* [PROBLEM]: Extract every line from the rows below that contains the string "elements". Matching is case-sensitive.

[Dataset rows]
┄┄┄┄┄┄┄┄┄┄┄┄┄┄┄┄┄┄┄┄

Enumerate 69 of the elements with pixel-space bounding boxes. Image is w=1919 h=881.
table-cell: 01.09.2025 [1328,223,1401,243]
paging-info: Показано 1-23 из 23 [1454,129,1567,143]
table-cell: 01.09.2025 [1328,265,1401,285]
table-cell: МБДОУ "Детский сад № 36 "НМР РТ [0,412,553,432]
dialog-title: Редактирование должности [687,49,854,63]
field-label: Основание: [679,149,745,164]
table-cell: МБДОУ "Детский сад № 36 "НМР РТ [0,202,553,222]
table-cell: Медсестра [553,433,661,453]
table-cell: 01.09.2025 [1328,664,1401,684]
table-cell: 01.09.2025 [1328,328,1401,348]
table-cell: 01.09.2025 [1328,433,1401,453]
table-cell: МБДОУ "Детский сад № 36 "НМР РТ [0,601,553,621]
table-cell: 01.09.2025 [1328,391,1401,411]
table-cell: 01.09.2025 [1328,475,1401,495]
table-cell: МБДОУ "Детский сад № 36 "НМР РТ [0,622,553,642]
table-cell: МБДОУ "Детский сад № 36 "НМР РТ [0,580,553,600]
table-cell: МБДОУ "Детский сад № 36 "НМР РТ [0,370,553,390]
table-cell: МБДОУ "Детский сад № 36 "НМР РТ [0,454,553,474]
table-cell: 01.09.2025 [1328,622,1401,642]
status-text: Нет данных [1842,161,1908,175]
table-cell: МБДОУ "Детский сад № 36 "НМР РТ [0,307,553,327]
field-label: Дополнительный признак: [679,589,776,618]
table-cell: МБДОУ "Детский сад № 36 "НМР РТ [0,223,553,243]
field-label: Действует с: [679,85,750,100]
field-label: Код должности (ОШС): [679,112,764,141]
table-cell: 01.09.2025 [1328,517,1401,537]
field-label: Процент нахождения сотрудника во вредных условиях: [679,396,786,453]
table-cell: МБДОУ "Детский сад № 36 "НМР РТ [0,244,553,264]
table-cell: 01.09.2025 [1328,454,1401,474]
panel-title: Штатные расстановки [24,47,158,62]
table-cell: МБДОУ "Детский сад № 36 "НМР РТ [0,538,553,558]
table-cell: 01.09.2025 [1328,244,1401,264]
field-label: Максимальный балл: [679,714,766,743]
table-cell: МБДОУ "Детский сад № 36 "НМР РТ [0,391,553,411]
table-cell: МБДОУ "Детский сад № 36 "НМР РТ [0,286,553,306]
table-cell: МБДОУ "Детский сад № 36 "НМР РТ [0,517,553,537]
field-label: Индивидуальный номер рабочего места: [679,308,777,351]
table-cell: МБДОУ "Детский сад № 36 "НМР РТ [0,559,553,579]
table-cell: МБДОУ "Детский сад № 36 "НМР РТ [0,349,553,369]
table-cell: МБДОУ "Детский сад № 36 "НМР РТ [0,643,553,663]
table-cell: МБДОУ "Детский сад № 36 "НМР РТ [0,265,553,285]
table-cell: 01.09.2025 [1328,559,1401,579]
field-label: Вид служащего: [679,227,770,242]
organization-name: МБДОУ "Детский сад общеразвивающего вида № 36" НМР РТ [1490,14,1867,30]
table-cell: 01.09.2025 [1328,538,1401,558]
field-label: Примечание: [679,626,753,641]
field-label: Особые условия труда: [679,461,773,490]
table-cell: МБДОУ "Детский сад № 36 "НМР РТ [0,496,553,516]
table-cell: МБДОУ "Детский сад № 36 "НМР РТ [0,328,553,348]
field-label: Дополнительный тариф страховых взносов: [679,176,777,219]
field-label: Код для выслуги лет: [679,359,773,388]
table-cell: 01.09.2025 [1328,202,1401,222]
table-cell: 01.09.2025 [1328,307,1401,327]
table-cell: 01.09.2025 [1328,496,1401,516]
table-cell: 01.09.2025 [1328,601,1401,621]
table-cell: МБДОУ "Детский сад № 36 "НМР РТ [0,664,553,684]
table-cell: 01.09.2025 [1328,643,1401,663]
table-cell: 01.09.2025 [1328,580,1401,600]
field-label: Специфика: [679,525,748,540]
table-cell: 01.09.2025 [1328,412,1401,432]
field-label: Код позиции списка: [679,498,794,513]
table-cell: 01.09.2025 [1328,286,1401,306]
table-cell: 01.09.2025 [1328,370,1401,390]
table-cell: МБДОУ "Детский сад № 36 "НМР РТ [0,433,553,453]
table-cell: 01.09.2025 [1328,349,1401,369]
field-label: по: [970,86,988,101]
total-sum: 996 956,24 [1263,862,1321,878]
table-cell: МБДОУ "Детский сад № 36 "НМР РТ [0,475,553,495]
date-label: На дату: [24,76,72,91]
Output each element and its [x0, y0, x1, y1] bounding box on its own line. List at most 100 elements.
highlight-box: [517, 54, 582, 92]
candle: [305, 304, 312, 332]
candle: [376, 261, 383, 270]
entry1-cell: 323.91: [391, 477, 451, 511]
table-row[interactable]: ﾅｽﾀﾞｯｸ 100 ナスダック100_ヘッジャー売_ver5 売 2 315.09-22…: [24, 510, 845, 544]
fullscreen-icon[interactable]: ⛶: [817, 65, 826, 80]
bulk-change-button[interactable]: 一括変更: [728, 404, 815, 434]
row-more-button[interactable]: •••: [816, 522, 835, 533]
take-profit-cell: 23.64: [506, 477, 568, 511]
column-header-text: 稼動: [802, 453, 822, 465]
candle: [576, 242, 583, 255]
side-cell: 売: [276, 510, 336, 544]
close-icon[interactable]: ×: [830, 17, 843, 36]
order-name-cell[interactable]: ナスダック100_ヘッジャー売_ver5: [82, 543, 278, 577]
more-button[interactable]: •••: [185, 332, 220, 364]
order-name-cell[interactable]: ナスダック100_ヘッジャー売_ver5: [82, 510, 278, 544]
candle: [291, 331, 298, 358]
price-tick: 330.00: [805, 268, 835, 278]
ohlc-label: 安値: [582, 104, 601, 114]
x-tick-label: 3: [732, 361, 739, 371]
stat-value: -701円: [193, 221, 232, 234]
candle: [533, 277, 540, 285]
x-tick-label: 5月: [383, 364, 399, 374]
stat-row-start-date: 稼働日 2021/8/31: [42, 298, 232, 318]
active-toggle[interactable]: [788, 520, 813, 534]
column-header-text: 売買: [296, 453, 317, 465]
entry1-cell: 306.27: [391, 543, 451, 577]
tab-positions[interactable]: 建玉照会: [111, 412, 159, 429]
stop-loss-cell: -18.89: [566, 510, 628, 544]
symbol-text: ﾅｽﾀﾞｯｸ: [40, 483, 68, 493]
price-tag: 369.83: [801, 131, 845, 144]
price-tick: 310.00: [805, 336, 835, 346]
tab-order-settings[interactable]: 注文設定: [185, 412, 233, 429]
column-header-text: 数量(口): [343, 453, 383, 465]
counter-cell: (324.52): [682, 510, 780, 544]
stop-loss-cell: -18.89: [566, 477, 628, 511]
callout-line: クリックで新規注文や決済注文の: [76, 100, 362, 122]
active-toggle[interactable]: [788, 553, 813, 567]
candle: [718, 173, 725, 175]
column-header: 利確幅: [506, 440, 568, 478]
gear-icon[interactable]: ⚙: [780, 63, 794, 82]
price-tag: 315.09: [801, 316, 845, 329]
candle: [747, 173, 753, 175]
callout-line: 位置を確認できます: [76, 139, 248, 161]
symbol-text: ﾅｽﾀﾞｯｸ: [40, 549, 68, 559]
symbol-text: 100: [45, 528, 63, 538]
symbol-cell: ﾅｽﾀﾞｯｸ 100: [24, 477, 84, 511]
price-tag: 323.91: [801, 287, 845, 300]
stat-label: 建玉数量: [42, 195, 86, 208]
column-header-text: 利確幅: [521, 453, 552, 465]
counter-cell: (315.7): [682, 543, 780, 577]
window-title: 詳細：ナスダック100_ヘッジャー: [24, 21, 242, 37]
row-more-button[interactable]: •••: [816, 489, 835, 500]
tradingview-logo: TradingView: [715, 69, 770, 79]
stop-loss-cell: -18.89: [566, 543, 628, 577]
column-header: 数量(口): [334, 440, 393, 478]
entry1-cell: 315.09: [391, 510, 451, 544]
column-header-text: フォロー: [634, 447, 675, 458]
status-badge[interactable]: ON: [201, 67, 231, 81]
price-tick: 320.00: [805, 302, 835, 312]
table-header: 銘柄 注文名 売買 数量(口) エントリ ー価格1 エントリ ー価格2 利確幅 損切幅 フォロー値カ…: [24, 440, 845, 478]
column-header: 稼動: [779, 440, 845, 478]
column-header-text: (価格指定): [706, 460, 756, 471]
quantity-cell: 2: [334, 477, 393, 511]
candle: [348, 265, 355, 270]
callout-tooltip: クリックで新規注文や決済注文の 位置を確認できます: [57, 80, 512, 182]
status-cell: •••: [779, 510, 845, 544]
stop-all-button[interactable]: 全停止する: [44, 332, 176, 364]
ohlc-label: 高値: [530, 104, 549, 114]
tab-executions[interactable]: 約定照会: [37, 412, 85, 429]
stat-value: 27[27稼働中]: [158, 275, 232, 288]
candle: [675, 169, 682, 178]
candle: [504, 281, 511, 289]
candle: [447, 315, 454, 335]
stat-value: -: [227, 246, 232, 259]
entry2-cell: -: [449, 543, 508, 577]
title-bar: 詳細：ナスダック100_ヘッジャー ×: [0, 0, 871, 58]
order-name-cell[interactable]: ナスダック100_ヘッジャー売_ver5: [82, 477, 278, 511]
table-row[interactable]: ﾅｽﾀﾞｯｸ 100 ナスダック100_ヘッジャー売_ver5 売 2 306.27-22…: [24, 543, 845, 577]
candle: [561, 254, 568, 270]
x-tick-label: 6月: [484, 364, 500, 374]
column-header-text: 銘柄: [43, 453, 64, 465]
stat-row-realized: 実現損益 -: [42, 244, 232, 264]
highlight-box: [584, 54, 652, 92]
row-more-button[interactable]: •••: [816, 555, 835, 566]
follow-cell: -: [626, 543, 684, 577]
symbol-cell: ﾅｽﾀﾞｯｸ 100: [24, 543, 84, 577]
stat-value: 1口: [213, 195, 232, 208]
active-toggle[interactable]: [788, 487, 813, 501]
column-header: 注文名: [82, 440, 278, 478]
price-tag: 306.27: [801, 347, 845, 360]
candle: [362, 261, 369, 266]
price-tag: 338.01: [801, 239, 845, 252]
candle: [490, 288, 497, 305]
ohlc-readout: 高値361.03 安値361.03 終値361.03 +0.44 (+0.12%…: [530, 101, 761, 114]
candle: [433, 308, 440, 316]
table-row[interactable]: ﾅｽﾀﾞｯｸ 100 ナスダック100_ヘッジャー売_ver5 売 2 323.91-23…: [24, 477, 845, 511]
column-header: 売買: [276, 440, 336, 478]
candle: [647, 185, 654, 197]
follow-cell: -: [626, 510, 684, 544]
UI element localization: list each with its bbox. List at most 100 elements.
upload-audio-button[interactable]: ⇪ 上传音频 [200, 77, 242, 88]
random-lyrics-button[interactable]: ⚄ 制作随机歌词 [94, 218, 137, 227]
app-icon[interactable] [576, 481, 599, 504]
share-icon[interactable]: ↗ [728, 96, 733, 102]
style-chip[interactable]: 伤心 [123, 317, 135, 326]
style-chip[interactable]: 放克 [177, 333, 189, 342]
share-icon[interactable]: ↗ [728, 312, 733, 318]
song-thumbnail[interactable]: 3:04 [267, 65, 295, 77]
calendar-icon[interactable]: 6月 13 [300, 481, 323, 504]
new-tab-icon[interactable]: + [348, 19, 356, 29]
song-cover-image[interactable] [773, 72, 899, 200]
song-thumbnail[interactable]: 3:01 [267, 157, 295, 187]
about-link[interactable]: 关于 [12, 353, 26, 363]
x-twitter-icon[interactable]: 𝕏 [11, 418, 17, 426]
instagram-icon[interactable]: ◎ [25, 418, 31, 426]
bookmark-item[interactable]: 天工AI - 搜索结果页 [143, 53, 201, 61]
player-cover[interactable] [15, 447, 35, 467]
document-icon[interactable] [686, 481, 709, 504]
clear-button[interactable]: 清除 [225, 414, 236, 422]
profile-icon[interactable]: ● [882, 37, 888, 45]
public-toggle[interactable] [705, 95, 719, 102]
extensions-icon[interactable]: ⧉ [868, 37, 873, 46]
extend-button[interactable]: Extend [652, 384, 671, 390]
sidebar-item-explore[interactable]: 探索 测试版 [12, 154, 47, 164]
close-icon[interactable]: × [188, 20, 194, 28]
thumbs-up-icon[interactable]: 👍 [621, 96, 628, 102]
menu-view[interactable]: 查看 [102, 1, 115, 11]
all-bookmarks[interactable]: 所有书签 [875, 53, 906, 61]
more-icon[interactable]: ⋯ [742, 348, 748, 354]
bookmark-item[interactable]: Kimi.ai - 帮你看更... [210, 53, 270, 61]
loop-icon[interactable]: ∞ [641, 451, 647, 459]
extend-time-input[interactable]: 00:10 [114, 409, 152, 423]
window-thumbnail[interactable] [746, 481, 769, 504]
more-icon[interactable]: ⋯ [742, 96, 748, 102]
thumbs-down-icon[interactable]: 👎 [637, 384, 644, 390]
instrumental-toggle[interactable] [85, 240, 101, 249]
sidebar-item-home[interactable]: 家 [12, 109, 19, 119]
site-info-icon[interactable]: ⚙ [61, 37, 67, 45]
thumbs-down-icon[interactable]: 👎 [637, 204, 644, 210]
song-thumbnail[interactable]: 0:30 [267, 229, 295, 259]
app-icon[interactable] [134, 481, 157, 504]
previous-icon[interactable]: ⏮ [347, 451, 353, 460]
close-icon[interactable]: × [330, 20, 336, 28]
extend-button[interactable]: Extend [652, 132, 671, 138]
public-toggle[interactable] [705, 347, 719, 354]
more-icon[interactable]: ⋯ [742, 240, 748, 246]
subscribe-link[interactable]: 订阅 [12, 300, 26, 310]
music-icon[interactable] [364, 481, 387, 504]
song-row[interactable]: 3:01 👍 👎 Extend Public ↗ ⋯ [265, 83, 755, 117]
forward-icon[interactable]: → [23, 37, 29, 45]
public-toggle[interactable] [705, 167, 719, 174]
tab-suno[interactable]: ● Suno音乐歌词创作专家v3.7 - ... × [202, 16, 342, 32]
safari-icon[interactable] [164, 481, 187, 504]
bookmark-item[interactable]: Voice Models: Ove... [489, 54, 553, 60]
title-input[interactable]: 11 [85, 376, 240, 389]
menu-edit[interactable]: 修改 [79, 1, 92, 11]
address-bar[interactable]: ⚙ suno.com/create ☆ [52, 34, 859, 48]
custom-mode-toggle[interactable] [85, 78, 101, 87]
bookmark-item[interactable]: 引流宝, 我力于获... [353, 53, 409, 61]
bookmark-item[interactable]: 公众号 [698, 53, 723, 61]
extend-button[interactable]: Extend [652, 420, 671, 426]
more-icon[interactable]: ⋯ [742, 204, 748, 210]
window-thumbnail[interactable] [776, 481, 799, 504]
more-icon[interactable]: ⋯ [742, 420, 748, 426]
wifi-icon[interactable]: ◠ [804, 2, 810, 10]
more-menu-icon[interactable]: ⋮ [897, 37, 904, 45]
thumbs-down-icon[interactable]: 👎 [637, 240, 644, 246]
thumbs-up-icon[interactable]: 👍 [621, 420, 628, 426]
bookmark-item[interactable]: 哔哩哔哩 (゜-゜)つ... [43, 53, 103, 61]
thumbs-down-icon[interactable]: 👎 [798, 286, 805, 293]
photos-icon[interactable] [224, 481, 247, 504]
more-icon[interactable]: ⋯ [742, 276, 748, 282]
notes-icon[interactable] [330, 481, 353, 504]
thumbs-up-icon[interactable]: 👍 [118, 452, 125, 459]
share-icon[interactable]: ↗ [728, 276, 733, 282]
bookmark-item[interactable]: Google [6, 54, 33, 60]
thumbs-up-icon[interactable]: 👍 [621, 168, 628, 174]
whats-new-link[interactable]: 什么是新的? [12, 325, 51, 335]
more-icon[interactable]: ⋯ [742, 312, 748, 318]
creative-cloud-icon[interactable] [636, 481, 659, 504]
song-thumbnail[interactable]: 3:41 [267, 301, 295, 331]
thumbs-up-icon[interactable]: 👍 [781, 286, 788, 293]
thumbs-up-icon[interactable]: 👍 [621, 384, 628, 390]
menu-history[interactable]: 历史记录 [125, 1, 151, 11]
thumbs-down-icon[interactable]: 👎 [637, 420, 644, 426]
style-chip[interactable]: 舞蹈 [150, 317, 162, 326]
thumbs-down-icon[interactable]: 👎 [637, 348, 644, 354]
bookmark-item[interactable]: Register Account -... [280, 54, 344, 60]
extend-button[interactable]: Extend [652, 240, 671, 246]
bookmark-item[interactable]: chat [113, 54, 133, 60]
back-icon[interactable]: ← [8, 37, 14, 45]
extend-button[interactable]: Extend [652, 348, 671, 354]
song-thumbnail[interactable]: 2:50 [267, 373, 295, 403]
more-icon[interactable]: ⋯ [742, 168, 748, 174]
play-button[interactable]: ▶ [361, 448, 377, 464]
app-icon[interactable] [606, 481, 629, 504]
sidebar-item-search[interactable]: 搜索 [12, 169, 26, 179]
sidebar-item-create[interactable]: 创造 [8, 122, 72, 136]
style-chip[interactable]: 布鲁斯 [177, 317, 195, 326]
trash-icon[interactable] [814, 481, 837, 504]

┄┄┄┄┄┄┄┄┄┄┄┄┄┄┄┄┄┄┄┄

* [RESPONSE TO THIS EXERCISE]:
Enumerate 69 of the elements with pixel-space bounding boxes. Image is w=1919 h=881.
Output each element and its [x0, y0, x1, y1] bounding box on its own line. List at most 100 elements.
UI element localization: list each with its bbox. List at most 100 elements.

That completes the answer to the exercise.